## WORK TO DO
Scan the data below for the string "party". Show every line where it turns up.

[Records about charts and figures]
***
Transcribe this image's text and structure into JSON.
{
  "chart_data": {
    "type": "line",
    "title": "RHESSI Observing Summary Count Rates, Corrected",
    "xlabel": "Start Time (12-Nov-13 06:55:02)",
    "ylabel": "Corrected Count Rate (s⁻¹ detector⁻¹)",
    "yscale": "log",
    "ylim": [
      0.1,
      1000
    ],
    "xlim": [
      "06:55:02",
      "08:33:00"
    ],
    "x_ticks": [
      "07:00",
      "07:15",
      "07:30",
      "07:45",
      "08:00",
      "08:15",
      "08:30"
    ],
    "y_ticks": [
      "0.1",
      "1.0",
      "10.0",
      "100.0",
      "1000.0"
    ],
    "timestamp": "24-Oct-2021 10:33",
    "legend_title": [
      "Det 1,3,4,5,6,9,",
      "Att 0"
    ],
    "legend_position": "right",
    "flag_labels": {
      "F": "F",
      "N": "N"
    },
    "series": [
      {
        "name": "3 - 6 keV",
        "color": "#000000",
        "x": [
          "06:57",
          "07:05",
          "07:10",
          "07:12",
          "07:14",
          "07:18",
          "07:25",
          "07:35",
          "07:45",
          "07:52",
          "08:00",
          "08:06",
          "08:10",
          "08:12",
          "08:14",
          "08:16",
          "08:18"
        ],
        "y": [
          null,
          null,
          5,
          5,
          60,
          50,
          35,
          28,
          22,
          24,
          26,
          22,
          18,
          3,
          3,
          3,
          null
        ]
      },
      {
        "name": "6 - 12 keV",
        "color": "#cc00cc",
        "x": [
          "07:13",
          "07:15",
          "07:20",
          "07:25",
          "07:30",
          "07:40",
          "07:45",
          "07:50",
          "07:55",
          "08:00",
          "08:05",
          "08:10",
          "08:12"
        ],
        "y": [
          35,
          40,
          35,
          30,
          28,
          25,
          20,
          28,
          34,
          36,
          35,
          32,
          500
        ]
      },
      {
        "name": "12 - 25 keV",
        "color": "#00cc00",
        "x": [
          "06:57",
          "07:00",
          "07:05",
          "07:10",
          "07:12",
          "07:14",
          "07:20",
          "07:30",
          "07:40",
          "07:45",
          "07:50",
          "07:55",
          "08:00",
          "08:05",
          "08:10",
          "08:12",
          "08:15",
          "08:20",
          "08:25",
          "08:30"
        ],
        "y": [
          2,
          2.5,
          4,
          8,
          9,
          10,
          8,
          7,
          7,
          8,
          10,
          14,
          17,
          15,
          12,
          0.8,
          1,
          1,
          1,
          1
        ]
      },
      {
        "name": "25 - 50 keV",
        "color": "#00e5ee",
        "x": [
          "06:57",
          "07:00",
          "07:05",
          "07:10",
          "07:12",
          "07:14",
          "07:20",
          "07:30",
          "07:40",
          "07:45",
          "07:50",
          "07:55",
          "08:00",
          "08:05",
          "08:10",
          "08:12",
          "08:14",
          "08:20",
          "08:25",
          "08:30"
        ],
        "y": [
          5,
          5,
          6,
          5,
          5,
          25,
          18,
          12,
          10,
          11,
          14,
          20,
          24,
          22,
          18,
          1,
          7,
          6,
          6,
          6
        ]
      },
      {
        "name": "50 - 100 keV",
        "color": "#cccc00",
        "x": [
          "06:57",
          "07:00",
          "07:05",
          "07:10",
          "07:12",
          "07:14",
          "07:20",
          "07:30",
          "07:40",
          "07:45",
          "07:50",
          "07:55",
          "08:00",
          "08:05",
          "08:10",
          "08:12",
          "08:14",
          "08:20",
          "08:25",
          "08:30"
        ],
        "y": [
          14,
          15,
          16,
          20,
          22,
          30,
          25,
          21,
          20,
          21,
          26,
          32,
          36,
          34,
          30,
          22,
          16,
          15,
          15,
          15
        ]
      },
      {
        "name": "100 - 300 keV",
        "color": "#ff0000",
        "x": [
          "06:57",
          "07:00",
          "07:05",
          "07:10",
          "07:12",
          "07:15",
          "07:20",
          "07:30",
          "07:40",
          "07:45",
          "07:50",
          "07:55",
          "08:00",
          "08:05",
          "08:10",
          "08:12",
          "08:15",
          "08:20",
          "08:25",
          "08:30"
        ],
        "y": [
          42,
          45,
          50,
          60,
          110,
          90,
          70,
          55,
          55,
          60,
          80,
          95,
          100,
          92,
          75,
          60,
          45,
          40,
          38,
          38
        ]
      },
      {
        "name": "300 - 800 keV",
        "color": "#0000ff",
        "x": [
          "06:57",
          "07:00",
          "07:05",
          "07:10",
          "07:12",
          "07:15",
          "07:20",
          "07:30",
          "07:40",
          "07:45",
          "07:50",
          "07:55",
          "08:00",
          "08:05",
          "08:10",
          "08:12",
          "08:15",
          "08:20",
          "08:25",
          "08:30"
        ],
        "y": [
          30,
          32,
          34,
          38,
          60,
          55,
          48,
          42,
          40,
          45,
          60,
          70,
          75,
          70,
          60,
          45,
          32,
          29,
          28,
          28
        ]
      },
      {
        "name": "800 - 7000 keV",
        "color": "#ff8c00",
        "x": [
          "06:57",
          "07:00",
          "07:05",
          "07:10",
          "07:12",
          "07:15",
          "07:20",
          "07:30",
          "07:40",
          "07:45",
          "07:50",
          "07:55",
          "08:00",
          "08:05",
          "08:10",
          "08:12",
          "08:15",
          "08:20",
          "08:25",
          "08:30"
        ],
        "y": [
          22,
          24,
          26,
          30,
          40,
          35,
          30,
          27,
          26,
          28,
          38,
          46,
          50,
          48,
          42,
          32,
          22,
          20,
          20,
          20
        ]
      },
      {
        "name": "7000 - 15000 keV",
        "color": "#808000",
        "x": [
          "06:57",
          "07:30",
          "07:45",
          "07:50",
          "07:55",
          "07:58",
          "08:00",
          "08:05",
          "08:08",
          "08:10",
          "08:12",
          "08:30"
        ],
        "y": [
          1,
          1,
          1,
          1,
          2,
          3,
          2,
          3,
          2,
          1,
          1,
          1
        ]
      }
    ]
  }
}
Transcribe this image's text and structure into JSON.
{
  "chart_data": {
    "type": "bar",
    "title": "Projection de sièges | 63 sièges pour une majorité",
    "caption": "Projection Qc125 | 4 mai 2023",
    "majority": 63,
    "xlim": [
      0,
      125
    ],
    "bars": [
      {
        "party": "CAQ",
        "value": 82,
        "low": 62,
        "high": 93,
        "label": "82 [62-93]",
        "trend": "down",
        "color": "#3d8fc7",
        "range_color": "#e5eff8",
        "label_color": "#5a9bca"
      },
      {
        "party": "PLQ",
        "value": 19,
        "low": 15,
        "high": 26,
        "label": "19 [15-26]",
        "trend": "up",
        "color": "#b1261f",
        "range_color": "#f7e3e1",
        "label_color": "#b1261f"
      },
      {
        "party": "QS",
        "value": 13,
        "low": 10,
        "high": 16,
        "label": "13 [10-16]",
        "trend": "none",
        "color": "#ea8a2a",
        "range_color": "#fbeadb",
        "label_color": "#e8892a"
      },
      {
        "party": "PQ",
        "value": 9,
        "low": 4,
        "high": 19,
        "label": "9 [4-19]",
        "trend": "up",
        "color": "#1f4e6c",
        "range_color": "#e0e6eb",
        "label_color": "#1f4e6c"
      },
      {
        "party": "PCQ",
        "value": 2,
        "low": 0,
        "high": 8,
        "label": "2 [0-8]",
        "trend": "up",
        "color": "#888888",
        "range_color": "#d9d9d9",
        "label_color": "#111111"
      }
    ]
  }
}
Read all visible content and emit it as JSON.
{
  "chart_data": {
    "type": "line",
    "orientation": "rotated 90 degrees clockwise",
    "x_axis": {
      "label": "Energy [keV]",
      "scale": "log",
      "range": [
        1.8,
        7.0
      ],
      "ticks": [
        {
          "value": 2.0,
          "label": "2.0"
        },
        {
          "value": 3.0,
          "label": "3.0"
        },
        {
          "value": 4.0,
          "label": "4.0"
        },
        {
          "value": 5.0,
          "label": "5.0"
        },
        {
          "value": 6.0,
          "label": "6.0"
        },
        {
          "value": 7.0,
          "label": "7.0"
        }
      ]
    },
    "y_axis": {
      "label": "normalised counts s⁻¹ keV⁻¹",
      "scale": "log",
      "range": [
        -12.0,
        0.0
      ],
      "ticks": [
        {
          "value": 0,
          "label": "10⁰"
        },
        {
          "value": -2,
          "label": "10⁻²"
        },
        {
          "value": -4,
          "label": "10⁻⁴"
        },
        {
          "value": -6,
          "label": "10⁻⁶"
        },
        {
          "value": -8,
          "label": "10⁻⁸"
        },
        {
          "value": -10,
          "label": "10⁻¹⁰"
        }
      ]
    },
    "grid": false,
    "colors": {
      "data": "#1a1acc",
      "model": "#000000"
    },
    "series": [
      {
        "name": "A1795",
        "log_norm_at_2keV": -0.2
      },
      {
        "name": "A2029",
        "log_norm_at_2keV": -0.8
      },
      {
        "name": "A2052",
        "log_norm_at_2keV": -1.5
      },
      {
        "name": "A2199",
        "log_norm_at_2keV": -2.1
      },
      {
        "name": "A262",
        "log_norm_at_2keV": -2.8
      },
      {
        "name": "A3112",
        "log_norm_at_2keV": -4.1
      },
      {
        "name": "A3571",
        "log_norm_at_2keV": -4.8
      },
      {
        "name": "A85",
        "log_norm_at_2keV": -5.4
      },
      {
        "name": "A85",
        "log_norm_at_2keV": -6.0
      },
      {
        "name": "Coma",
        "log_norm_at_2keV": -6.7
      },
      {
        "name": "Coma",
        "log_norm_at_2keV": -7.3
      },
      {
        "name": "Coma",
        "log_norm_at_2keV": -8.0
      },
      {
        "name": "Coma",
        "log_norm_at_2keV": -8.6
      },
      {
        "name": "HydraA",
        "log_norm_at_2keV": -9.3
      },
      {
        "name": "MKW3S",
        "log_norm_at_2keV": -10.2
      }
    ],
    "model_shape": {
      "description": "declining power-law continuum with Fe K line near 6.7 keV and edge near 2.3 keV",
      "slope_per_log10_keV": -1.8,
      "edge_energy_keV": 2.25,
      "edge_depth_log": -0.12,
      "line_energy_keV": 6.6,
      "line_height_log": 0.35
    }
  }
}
***
## SOLUTION FOR THIS TASK
        "party": "CAQ",
        "party": "PLQ",
        "party": "QS",
        "party": "PQ",
        "party": "PCQ",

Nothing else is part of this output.